WRITTEN REQUEST: Identify the lines that contain the word "value", then copy them.

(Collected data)
--- Start ---

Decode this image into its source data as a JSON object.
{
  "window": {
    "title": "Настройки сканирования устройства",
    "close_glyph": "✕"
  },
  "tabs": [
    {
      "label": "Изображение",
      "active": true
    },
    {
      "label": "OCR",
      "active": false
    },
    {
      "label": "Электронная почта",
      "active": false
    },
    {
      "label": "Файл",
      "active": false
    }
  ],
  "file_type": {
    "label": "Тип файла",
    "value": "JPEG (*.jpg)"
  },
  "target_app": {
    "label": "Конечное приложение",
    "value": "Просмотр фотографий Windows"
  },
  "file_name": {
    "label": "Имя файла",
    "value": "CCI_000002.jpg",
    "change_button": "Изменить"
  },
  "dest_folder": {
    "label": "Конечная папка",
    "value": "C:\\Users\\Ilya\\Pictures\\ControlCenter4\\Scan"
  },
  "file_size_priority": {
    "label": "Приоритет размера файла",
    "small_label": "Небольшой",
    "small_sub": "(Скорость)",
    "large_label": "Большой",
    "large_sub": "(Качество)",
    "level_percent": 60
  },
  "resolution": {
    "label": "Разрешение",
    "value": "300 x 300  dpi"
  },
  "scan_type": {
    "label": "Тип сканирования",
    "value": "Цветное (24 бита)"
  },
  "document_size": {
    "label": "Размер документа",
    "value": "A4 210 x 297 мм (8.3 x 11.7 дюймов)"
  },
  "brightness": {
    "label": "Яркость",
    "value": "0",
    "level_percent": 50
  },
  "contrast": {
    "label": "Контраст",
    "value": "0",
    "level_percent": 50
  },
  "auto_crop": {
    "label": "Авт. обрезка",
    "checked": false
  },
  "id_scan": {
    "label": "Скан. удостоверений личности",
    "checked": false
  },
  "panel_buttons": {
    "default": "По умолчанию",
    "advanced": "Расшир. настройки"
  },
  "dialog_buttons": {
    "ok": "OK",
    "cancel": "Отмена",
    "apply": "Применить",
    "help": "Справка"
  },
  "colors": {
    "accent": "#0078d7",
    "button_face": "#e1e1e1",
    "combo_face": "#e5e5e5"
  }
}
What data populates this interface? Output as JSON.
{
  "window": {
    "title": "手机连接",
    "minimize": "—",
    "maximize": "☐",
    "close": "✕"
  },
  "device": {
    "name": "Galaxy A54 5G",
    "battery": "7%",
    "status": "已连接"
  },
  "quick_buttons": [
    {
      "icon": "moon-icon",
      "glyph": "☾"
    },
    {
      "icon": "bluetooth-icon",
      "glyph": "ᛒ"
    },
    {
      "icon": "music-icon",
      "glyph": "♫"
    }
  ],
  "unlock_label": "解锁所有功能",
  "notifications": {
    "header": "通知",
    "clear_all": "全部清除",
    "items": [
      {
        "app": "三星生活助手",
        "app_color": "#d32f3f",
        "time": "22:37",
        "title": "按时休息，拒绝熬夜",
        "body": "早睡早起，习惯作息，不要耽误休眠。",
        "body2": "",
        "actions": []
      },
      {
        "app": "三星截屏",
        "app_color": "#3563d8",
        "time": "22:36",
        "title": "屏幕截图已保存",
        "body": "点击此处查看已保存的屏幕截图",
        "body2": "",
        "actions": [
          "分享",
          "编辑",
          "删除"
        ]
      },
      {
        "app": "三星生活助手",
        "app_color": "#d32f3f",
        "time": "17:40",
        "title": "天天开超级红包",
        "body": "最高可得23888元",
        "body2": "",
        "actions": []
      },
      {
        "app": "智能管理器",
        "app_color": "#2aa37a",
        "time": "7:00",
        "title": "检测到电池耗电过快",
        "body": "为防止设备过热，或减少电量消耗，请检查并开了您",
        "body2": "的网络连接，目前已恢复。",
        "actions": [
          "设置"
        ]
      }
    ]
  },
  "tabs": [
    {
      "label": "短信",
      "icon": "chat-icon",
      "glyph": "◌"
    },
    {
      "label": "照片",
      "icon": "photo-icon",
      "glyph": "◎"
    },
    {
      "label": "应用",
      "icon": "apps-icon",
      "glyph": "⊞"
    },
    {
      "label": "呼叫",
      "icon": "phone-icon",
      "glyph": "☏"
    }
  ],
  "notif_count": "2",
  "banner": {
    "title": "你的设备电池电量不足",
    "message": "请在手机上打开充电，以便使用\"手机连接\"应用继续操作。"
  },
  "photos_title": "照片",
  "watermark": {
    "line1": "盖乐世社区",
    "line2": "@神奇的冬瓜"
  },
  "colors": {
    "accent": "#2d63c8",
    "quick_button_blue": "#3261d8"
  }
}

--- End ---

EXERCISE ANSWER:
    "value": "JPEG (*.jpg)"
    "value": "Просмотр фотографий Windows"
    "value": "CCI_000002.jpg",
    "value": "C:\\Users\\Ilya\\Pictures\\ControlCenter4\\Scan"
    "value": "300 x 300  dpi"
    "value": "Цветное (24 бита)"
    "value": "A4 210 x 297 мм (8.3 x 11.7 дюймов)"
    "value": "0",
    "value": "0",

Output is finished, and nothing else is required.